Request: Only the lines from the one containing "Read this page and output its text content." through the final line of the material below should be output, exactly as they stand.

═══

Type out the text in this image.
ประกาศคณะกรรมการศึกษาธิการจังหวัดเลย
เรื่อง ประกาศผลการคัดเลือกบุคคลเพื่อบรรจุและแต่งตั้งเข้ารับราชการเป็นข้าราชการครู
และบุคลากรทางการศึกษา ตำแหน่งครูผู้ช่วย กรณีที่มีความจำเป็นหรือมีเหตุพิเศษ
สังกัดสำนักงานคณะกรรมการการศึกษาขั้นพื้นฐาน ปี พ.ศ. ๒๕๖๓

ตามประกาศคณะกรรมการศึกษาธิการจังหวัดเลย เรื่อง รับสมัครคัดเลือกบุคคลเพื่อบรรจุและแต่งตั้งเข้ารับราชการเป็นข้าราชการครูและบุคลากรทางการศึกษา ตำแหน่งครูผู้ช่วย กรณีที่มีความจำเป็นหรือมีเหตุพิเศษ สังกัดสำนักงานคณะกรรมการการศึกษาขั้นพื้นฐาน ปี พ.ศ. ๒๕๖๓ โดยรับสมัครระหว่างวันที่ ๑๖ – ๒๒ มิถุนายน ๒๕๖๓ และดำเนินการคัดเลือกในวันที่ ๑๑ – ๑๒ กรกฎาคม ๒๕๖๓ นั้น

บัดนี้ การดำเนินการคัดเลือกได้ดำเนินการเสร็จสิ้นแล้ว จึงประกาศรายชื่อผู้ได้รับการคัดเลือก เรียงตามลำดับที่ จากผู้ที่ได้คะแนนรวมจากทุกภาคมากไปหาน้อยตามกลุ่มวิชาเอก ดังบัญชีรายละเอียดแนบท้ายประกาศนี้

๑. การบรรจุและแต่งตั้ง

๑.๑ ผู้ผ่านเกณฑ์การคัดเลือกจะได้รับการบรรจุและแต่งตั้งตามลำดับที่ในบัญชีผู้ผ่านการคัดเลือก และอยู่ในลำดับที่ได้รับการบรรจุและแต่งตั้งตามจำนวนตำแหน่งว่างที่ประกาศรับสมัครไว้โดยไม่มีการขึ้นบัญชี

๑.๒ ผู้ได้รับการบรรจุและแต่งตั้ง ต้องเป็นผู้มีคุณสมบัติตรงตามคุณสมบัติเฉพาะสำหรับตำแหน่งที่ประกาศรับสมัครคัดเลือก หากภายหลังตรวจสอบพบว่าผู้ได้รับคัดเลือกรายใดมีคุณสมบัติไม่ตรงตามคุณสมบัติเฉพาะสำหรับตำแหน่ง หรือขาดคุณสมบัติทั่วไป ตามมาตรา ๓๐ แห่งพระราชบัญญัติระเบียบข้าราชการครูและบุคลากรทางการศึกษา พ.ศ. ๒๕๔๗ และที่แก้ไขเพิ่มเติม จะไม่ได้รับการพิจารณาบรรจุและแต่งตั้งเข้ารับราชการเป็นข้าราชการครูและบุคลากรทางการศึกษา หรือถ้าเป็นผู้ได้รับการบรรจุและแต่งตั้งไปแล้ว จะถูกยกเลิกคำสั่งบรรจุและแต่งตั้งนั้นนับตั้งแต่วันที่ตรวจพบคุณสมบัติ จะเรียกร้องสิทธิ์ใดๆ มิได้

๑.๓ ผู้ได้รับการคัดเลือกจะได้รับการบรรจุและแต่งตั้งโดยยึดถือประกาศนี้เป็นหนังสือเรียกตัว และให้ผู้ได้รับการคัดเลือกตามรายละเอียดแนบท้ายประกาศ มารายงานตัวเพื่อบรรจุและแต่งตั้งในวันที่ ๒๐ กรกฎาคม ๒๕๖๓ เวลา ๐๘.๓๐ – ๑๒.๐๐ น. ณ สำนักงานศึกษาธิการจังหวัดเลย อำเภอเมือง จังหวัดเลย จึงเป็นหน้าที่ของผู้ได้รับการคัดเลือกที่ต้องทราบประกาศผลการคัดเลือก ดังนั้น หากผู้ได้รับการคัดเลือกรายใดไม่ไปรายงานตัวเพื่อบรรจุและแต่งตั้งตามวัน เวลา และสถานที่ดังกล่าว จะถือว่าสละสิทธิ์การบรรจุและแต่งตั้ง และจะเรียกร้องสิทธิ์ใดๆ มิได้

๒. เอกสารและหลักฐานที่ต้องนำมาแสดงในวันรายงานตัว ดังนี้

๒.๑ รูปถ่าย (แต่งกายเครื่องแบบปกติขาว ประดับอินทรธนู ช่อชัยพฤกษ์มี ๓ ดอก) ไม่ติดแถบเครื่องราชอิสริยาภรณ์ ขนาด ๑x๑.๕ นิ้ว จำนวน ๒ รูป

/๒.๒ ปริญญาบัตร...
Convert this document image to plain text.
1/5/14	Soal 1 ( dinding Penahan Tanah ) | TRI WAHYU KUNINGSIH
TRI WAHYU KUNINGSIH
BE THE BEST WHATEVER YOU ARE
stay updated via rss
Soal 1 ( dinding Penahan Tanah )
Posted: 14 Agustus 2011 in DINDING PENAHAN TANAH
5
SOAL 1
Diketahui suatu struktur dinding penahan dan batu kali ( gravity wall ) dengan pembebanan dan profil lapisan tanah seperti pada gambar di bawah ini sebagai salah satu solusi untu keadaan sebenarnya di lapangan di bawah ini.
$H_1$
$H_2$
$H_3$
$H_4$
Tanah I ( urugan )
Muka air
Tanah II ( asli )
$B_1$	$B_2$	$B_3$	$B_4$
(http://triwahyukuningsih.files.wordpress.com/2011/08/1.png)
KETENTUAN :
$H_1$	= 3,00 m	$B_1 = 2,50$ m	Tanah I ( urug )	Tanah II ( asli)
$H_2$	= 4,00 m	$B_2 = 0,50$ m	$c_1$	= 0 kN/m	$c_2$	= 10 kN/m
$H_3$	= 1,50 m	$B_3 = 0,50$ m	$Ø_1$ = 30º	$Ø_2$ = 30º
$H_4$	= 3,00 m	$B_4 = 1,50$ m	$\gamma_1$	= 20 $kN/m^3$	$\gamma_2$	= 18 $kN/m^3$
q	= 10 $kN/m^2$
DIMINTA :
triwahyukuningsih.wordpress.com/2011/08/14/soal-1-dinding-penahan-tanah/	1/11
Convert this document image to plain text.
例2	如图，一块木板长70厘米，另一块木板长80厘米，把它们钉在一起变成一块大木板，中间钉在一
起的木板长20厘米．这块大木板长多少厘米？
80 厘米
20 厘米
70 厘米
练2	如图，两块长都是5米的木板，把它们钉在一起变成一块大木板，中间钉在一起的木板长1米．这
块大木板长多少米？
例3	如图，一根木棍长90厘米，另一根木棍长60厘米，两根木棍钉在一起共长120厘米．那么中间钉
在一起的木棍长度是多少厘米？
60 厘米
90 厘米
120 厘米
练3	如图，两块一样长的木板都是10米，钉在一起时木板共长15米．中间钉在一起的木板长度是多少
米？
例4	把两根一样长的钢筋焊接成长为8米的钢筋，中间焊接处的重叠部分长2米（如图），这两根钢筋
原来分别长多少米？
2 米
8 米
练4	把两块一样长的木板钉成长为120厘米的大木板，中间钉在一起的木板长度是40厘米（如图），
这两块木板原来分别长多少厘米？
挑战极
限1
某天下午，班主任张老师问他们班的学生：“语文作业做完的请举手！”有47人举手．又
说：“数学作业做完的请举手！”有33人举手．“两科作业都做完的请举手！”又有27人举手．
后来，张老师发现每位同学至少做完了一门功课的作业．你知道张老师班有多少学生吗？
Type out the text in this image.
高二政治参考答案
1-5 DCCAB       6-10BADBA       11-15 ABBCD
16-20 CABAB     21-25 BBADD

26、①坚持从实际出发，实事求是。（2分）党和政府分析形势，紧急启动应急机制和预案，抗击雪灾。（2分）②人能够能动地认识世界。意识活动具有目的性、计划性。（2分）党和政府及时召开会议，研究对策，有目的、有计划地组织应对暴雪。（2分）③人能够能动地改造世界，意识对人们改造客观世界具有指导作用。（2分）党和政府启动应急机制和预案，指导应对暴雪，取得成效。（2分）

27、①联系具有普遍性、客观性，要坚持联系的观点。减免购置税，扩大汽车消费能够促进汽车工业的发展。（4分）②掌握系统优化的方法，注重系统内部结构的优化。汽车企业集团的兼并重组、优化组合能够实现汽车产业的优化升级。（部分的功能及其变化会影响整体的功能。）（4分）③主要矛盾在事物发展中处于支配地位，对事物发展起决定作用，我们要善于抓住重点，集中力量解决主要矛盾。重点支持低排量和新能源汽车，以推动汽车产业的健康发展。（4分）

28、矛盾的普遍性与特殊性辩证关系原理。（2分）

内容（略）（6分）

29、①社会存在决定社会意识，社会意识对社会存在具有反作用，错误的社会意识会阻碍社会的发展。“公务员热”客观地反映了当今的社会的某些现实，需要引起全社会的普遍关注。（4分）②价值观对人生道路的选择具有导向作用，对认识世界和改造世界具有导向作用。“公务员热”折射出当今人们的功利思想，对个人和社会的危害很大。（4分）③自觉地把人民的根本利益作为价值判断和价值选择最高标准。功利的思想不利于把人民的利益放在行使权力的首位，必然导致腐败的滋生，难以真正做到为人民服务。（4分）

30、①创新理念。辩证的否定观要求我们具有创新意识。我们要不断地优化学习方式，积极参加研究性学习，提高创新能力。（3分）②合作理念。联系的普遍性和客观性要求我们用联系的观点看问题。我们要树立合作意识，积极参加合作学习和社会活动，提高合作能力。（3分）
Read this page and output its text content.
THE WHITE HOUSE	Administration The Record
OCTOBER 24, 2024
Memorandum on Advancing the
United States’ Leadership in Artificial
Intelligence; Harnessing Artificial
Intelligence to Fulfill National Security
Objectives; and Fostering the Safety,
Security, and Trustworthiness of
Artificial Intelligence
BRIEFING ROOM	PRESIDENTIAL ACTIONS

═══

Task response:
Read this page and output its text content.
THE WHITE HOUSE	Administration The Record
OCTOBER 24, 2024
Memorandum on Advancing the
United States’ Leadership in Artificial
Intelligence; Harnessing Artificial
Intelligence to Fulfill National Security
Objectives; and Fostering the Safety,
Security, and Trustworthiness of
Artificial Intelligence
BRIEFING ROOM	PRESIDENTIAL ACTIONS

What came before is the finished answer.